### Given instruction
Copy everything in the data below, from the line containing "64, 395, 77]" down to the line containing "139, 349, 152]", with both of those lines included and every line unchanged.

### Material provided
§
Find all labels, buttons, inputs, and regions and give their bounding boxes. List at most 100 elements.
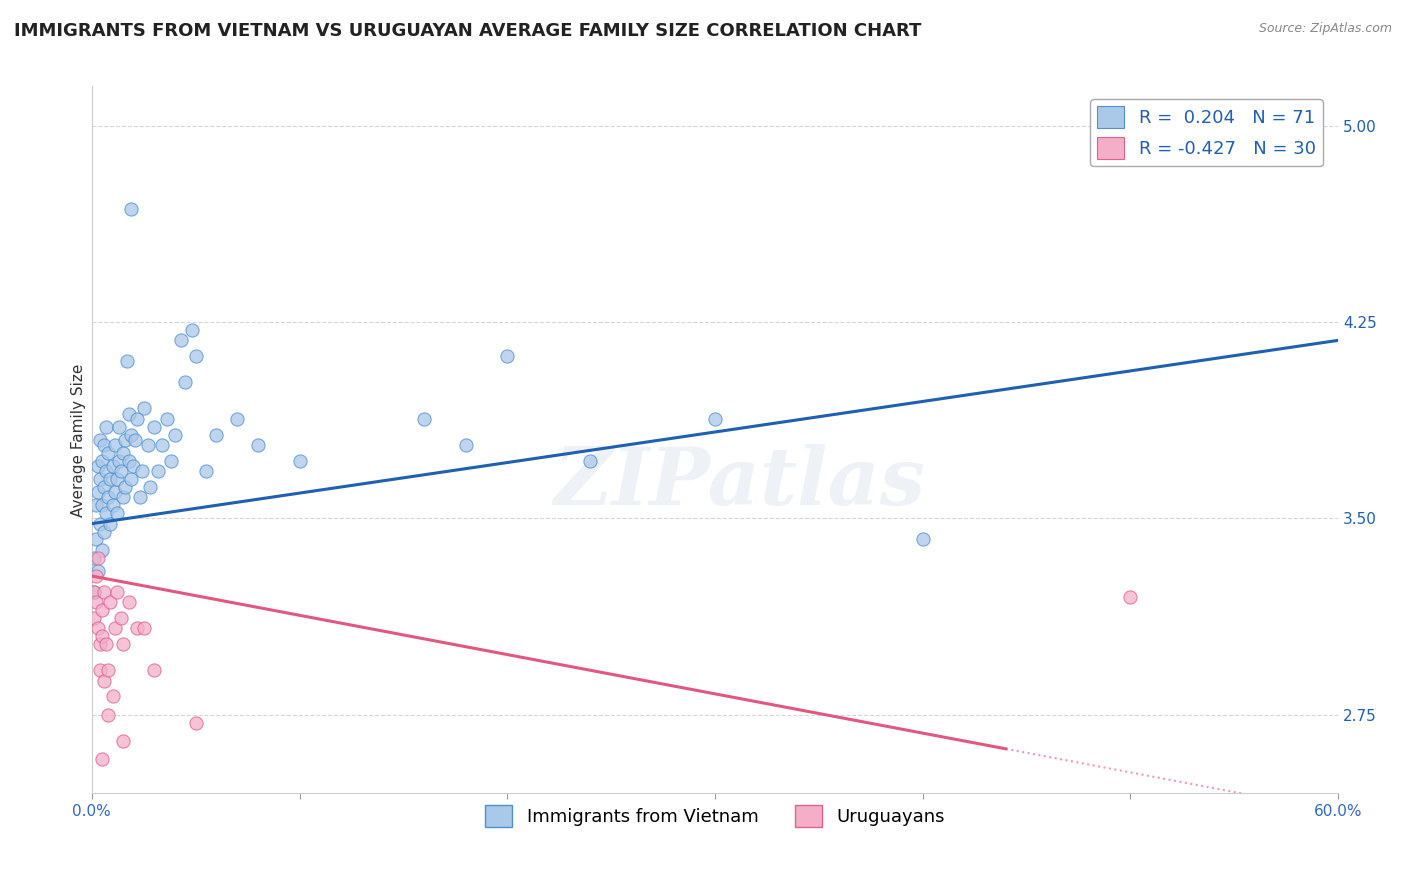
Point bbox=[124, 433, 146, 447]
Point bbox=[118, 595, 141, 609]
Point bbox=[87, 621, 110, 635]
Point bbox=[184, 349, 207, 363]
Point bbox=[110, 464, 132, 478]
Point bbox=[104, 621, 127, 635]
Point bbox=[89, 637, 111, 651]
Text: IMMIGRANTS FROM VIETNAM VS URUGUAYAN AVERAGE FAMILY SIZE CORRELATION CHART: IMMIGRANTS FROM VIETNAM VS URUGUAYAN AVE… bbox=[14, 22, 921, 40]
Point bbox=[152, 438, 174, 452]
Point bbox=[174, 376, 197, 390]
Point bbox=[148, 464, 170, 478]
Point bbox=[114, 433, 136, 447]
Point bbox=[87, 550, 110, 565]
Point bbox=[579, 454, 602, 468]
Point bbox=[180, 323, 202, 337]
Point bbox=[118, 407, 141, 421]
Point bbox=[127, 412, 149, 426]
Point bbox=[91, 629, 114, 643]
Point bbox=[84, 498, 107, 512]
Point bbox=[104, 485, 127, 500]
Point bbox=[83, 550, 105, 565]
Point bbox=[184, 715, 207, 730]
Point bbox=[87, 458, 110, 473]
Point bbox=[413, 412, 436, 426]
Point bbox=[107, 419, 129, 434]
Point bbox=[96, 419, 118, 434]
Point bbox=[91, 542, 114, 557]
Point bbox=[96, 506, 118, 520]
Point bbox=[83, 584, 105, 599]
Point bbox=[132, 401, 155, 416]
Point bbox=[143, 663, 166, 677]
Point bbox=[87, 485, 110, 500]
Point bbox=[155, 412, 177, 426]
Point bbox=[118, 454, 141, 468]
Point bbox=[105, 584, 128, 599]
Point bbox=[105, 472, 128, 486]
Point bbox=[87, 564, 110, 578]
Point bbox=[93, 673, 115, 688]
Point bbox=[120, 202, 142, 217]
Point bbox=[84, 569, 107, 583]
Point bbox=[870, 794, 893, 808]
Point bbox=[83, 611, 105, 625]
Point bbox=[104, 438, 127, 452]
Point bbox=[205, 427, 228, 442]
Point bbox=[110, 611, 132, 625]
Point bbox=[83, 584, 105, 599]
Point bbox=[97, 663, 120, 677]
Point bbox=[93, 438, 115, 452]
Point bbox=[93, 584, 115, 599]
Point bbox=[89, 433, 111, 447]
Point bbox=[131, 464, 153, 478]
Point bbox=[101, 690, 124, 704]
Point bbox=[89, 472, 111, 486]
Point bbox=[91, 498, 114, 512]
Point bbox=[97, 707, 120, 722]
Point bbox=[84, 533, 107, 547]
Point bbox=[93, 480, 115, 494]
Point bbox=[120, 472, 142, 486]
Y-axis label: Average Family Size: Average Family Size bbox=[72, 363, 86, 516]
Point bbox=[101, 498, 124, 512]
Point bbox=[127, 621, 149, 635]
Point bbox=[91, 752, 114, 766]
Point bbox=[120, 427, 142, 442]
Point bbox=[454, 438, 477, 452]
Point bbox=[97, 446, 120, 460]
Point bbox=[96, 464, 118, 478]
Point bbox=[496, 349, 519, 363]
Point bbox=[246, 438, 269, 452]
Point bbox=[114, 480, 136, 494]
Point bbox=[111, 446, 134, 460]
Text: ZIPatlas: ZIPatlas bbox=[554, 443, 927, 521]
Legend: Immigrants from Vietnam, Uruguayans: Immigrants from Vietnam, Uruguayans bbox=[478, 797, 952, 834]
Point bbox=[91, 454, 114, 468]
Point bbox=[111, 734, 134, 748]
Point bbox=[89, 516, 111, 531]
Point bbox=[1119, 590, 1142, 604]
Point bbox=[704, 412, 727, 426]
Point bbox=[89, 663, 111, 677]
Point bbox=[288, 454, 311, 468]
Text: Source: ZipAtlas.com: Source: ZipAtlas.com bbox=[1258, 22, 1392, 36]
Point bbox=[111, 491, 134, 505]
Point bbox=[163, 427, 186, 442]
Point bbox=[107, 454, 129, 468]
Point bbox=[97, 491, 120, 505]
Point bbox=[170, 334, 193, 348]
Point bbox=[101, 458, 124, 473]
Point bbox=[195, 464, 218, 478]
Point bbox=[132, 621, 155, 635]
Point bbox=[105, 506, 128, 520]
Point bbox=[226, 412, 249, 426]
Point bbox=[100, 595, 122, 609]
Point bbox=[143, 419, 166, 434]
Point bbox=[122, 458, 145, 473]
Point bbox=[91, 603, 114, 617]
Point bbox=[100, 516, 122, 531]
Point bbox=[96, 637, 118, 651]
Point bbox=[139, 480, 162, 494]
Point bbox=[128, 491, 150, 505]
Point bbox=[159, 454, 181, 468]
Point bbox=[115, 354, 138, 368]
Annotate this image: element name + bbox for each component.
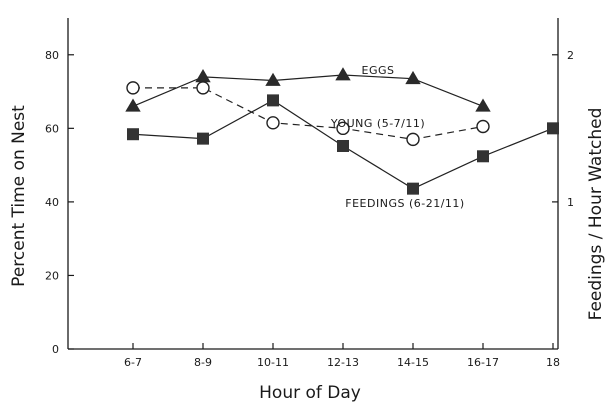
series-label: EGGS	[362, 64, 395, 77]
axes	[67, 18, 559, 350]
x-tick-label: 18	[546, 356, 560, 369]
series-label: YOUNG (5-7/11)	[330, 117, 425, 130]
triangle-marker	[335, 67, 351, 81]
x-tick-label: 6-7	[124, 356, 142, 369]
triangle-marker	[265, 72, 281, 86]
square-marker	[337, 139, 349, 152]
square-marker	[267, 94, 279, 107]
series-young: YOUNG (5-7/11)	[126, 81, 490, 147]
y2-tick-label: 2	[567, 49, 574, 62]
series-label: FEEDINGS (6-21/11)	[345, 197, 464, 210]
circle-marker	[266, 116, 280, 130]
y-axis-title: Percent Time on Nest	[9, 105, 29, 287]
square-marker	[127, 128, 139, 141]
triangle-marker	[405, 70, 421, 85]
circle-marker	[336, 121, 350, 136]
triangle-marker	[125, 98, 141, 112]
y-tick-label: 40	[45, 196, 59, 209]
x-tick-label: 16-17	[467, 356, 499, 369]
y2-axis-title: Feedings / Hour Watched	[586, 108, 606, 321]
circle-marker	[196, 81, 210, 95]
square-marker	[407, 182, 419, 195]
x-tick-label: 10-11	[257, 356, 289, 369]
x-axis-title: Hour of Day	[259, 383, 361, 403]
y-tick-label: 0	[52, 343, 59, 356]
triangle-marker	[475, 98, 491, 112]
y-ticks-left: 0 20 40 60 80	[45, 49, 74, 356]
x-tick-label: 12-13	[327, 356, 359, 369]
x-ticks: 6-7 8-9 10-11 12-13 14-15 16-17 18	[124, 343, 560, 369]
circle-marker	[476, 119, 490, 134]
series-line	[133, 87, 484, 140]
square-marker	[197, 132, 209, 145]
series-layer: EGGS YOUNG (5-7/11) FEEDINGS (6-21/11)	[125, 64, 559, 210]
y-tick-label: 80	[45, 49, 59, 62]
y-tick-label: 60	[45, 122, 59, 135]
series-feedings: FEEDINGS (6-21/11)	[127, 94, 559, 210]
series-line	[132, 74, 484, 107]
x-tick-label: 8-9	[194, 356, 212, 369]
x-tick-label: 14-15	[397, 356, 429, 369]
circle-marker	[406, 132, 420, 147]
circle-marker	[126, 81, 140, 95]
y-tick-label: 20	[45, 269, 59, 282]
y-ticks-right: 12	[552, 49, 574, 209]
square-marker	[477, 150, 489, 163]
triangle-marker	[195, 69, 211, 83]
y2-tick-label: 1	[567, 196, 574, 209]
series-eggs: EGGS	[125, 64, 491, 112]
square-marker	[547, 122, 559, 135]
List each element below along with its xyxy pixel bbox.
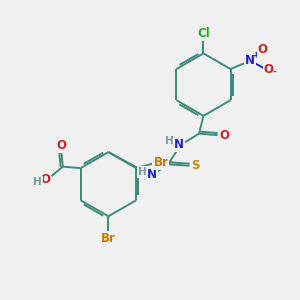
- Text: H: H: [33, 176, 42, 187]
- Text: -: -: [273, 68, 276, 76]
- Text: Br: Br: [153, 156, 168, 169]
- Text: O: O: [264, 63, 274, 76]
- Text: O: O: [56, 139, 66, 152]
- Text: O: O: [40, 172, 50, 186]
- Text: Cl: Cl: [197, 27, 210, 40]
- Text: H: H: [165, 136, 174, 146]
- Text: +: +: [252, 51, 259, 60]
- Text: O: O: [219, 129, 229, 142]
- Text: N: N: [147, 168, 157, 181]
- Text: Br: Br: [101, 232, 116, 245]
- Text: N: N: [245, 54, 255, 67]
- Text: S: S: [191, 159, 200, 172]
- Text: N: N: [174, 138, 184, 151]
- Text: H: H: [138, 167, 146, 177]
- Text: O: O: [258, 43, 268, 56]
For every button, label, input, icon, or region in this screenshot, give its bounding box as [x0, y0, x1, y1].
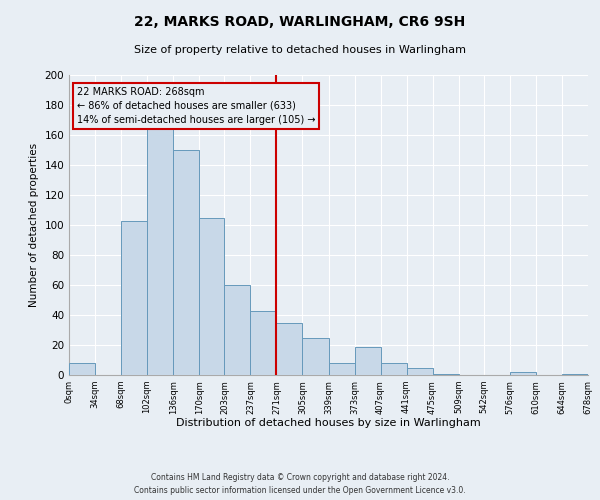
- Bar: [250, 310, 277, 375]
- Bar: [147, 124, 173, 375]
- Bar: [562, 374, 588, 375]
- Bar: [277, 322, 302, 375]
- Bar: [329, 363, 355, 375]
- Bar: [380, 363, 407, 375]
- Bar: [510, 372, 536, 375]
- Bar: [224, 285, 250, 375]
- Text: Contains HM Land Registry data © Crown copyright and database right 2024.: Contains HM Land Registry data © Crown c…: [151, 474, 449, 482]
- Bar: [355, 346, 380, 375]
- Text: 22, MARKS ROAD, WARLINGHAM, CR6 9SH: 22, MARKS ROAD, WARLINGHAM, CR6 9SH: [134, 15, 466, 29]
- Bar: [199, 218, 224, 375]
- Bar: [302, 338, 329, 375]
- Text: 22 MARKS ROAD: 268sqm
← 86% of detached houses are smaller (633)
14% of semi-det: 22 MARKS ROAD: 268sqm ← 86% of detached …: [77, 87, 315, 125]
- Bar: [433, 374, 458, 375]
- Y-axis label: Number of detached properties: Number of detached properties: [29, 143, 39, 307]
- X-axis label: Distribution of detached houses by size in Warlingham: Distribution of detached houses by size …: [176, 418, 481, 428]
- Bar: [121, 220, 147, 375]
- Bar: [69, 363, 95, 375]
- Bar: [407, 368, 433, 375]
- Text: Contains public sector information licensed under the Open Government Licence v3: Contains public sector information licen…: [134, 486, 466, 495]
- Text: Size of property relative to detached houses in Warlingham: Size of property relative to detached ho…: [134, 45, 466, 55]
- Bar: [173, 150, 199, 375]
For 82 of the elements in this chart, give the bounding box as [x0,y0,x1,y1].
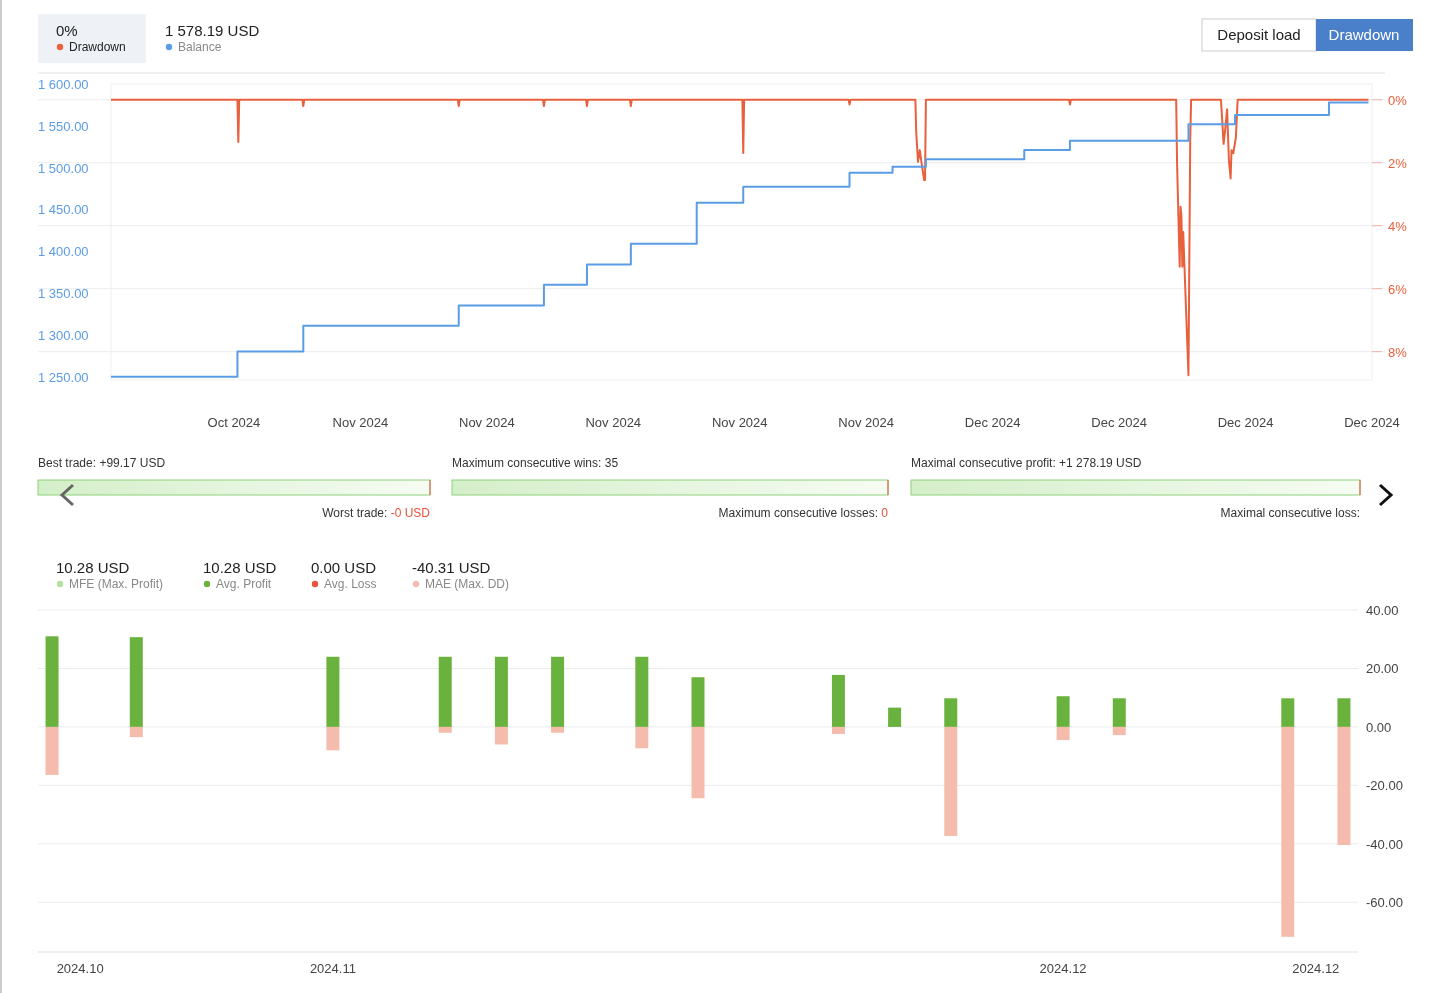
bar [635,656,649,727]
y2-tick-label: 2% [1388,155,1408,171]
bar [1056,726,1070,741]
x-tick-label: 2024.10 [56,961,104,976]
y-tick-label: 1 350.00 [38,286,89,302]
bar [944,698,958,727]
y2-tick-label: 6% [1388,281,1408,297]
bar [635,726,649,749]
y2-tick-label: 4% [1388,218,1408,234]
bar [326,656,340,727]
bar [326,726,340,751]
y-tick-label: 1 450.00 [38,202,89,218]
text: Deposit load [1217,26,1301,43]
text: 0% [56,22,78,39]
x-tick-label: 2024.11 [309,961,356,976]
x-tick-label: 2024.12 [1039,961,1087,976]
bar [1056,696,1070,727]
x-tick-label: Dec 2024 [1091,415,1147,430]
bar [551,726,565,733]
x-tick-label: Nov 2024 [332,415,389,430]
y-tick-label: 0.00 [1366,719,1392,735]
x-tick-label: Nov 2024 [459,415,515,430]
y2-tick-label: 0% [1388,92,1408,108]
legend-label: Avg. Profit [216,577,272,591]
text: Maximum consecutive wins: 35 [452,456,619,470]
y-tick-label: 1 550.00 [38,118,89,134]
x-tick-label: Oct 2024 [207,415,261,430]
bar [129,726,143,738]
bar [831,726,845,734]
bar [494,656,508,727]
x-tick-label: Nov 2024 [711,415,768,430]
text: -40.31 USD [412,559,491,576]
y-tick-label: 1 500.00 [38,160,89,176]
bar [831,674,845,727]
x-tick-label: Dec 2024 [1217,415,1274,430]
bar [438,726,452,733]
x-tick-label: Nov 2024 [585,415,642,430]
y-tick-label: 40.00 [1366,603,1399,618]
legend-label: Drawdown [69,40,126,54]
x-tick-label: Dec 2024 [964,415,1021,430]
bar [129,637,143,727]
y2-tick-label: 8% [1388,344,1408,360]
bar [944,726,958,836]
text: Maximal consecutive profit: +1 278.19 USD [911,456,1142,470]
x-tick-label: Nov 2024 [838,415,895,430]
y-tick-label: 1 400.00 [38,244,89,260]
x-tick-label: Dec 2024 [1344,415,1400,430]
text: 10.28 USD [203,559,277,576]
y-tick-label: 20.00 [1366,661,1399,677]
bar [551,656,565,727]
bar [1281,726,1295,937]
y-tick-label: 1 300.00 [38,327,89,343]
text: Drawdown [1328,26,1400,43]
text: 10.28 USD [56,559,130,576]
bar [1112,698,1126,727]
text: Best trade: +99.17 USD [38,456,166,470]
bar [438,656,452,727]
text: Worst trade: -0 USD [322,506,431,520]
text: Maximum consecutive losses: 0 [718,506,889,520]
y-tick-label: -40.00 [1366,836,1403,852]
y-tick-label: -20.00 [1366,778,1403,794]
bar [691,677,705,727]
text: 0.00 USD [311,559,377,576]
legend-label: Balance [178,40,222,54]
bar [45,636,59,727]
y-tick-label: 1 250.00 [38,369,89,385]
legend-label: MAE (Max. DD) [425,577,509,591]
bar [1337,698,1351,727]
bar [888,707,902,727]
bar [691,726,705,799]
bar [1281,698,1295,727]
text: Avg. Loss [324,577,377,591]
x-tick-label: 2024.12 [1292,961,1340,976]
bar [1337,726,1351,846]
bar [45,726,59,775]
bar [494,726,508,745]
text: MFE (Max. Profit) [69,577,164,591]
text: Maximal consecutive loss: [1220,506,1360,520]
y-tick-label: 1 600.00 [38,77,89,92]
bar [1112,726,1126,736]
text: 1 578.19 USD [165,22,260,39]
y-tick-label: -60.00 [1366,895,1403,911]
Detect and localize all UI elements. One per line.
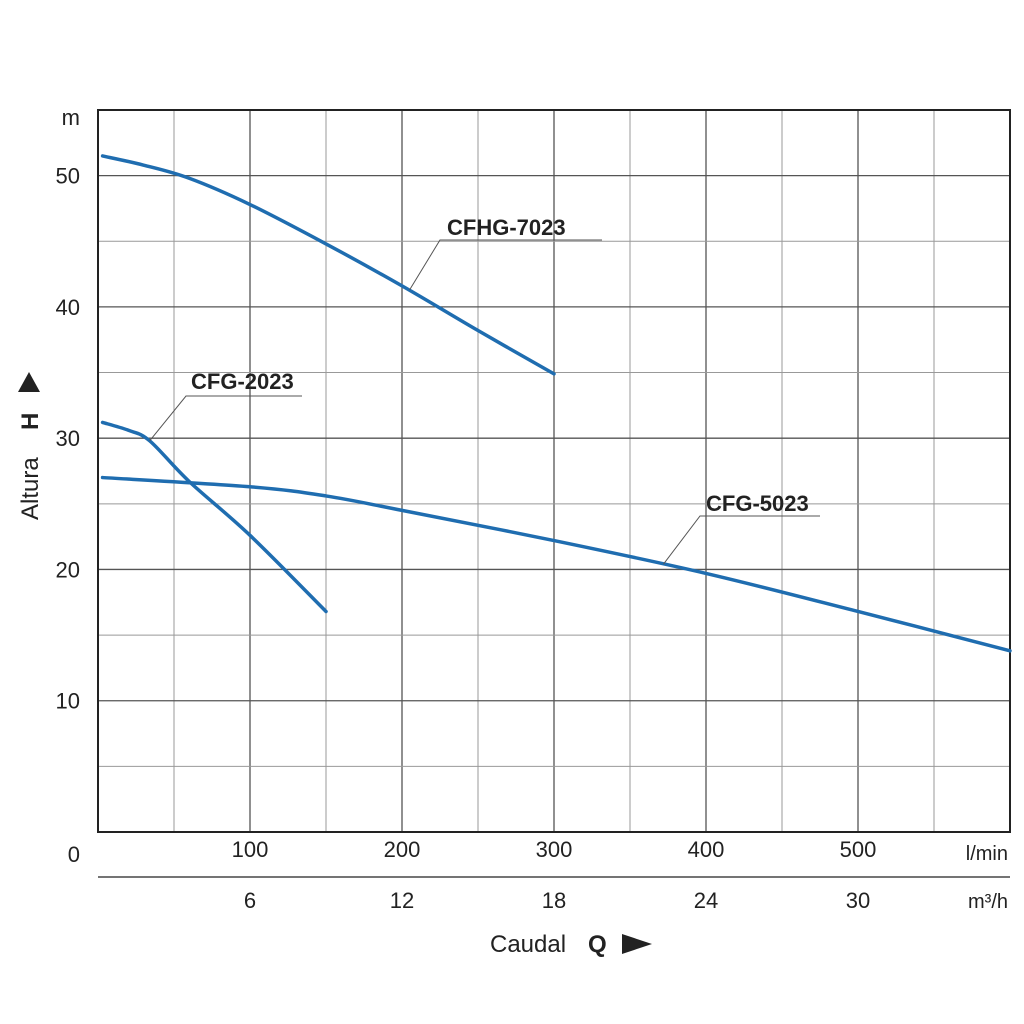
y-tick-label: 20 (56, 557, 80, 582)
§
### Result for this task
series-label: EGGS	[362, 64, 395, 77]
axes	[67, 18, 559, 350]
x-tick-label: 18	[546, 356, 560, 369]
series-label: YOUNG (5-7/11)	[330, 117, 425, 130]
triangle-marker	[335, 67, 351, 81]
x-tick-label: 6-7	[124, 356, 142, 369]
triangle-marker	[265, 72, 281, 86]
square-marker	[337, 139, 349, 152]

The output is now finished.